Required work:
Make an exact copy of the entries, and keep any pictures out of it.

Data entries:
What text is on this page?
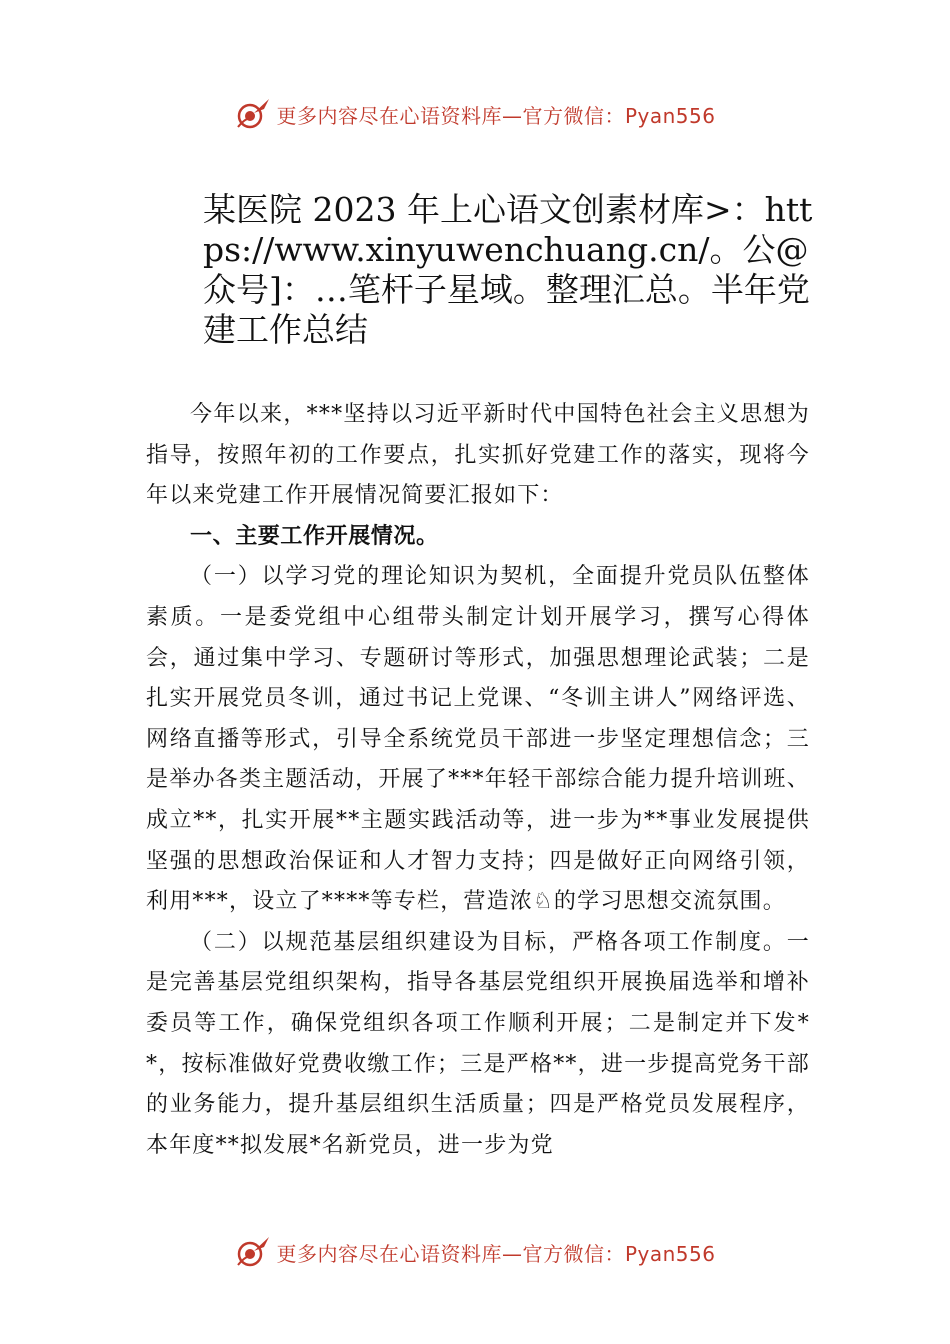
更多内容尽在心语资料库—官方微信：Pyan556
某医院 2023 年上心语文创素材库>：https://www.xinyuwenchuang.cn/。公@众号]：…笔杆子星域。整理汇总。半年党建工作总结

今年以来，***坚持以习近平新时代中国特色社会主义思想为指导，按照年初的工作要点，扎实抓好党建工作的落实，现将今年以来党建工作开展情况简要汇报如下：

一、主要工作开展情况。

（一）以学习党的理论知识为契机，全面提升党员队伍整体素质。一是委党组中心组带头制定计划开展学习，撰写心得体会，通过集中学习、专题研讨等形式，加强思想理论武装；二是扎实开展党员冬训，通过书记上党课、“冬训主讲人”网络评选、网络直播等形式，引导全系统党员干部进一步坚定理想信念；三是举办各类主题活动，开展了***年轻干部综合能力提升培训班、成立**，扎实开展**主题实践活动等，进一步为**事业发展提供坚强的思想政治保证和人才智力支持；四是做好正向网络引领，利用***，设立了****等专栏，营造浓♘的学习思想交流氛围。

（二）以规范基层组织建设为目标，严格各项工作制度。一是完善基层党组织架构，指导各基层党组织开展换届选举和增补委员等工作，确保党组织各项工作顺利开展；二是制定并下发**，按标准做好党费收缴工作；三是严格**，进一步提高党务干部的业务能力，提升基层组织生活质量；四是严格党员发展程序，本年度**拟发展*名新党员，进一步为党

更多内容尽在心语资料库—官方微信：Pyan556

Task output:
What text is on this page?
更多内容尽在心语资料库—官方微信：Pyan556
某医院 2023 年上心语文创素材库>：https://www.xinyuwenchuang.cn/。公@众号]：…笔杆子星域。整理汇总。半年党建工作总结

今年以来，***坚持以习近平新时代中国特色社会主义思想为指导，按照年初的工作要点，扎实抓好党建工作的落实，现将今年以来党建工作开展情况简要汇报如下：

一、主要工作开展情况。

（一）以学习党的理论知识为契机，全面提升党员队伍整体素质。一是委党组中心组带头制定计划开展学习，撰写心得体会，通过集中学习、专题研讨等形式，加强思想理论武装；二是扎实开展党员冬训，通过书记上党课、“冬训主讲人”网络评选、网络直播等形式，引导全系统党员干部进一步坚定理想信念；三是举办各类主题活动，开展了***年轻干部综合能力提升培训班、成立**，扎实开展**主题实践活动等，进一步为**事业发展提供坚强的思想政治保证和人才智力支持；四是做好正向网络引领，利用***，设立了****等专栏，营造浓♘的学习思想交流氛围。

（二）以规范基层组织建设为目标，严格各项工作制度。一是完善基层党组织架构，指导各基层党组织开展换届选举和增补委员等工作，确保党组织各项工作顺利开展；二是制定并下发**，按标准做好党费收缴工作；三是严格**，进一步提高党务干部的业务能力，提升基层组织生活质量；四是严格党员发展程序，本年度**拟发展*名新党员，进一步为党

更多内容尽在心语资料库—官方微信：Pyan556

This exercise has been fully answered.